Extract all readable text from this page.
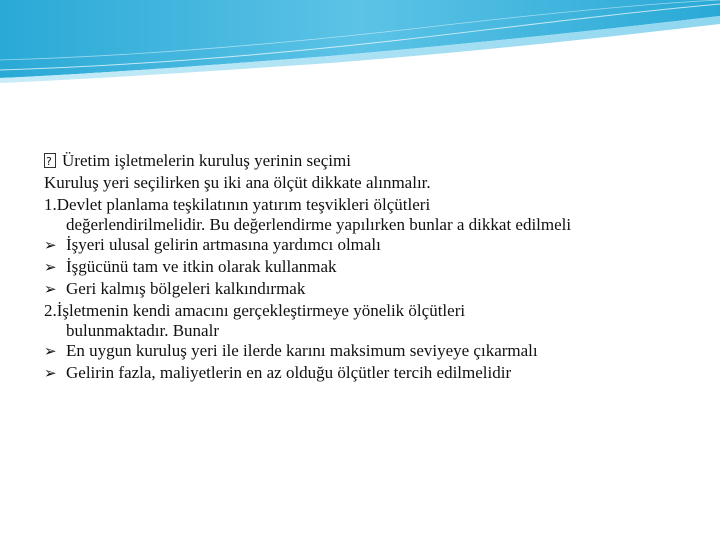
?Üretim işletmelerin kuruluş yerinin seçimi

Kuruluş yeri seçilirken şu iki ana ölçüt dikkate alınmalır.

1.Devlet planlama teşkilatının yatırım teşvikleri ölçütleri
değerlendirilmelidir. Bu değerlendirme yapılırken bunlar a dikkat edilmeli

➢ İşyeri ulusal gelirin artmasına yardımcı olmalı

➢ İşgücünü tam ve itkin olarak kullanmak

➢ Geri kalmış bölgeleri kalkındırmak

2.İşletmenin kendi amacını gerçekleştirmeye yönelik ölçütleri
bulunmaktadır. Bunalr

➢ En uygun kuruluş yeri ile ilerde karını maksimum seviyeye çıkarmalı

➢ Gelirin fazla, maliyetlerin en az olduğu ölçütler tercih edilmelidir
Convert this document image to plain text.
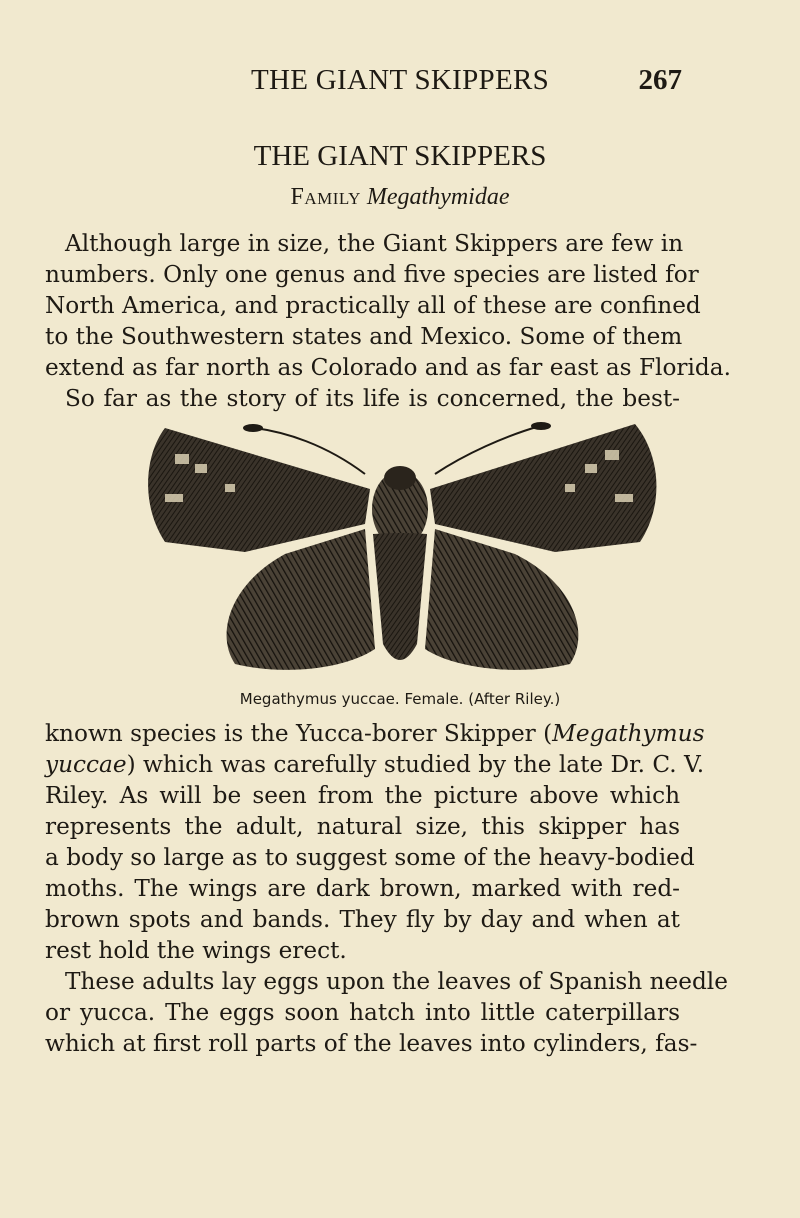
THE GIANT SKIPPERS	267
THE GIANT SKIPPERS
Family Megathymidae
Although large in size, the Giant Skippers are few in
numbers. Only one genus and five species are listed for
North America, and practically all of these are confined
to the Southwestern states and Mexico. Some of them
extend as far north as Colorado and as far east as Florida.
So far as the story of its life is concerned, the best-
Megathymus yuccae. Female. (After Riley.)
known species is the Yucca-borer Skipper (Megathymus
yuccae) which was carefully studied by the late Dr. C. V.
Riley. As will be seen from the picture above which
represents the adult, natural size, this skipper has
a body so large as to suggest some of the heavy-bodied
moths. The wings are dark brown, marked with red-
brown spots and bands. They fly by day and when at
rest hold the wings erect.
These adults lay eggs upon the leaves of Spanish needle
or yucca. The eggs soon hatch into little caterpillars
which at first roll parts of the leaves into cylinders, fas-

Task prompt
Reproduce the material in full, word for word, and omit the pictures.

Complete answer
Extract all readable text from this page.
?Üretim işletmelerin kuruluş yerinin seçimi

Kuruluş yeri seçilirken şu iki ana ölçüt dikkate alınmalır.

1.Devlet planlama teşkilatının yatırım teşvikleri ölçütleri
değerlendirilmelidir. Bu değerlendirme yapılırken bunlar a dikkat edilmeli

➢ İşyeri ulusal gelirin artmasına yardımcı olmalı

➢ İşgücünü tam ve itkin olarak kullanmak

➢ Geri kalmış bölgeleri kalkındırmak

2.İşletmenin kendi amacını gerçekleştirmeye yönelik ölçütleri
bulunmaktadır. Bunalr

➢ En uygun kuruluş yeri ile ilerde karını maksimum seviyeye çıkarmalı

➢ Gelirin fazla, maliyetlerin en az olduğu ölçütler tercih edilmelidir
Convert this document image to plain text.
THE GIANT SKIPPERS	267
THE GIANT SKIPPERS
Family Megathymidae
Although large in size, the Giant Skippers are few in
numbers. Only one genus and five species are listed for
North America, and practically all of these are confined
to the Southwestern states and Mexico. Some of them
extend as far north as Colorado and as far east as Florida.
So far as the story of its life is concerned, the best-
Megathymus yuccae. Female. (After Riley.)
known species is the Yucca-borer Skipper (Megathymus
yuccae) which was carefully studied by the late Dr. C. V.
Riley. As will be seen from the picture above which
represents the adult, natural size, this skipper has
a body so large as to suggest some of the heavy-bodied
moths. The wings are dark brown, marked with red-
brown spots and bands. They fly by day and when at
rest hold the wings erect.
These adults lay eggs upon the leaves of Spanish needle
or yucca. The eggs soon hatch into little caterpillars
which at first roll parts of the leaves into cylinders, fas-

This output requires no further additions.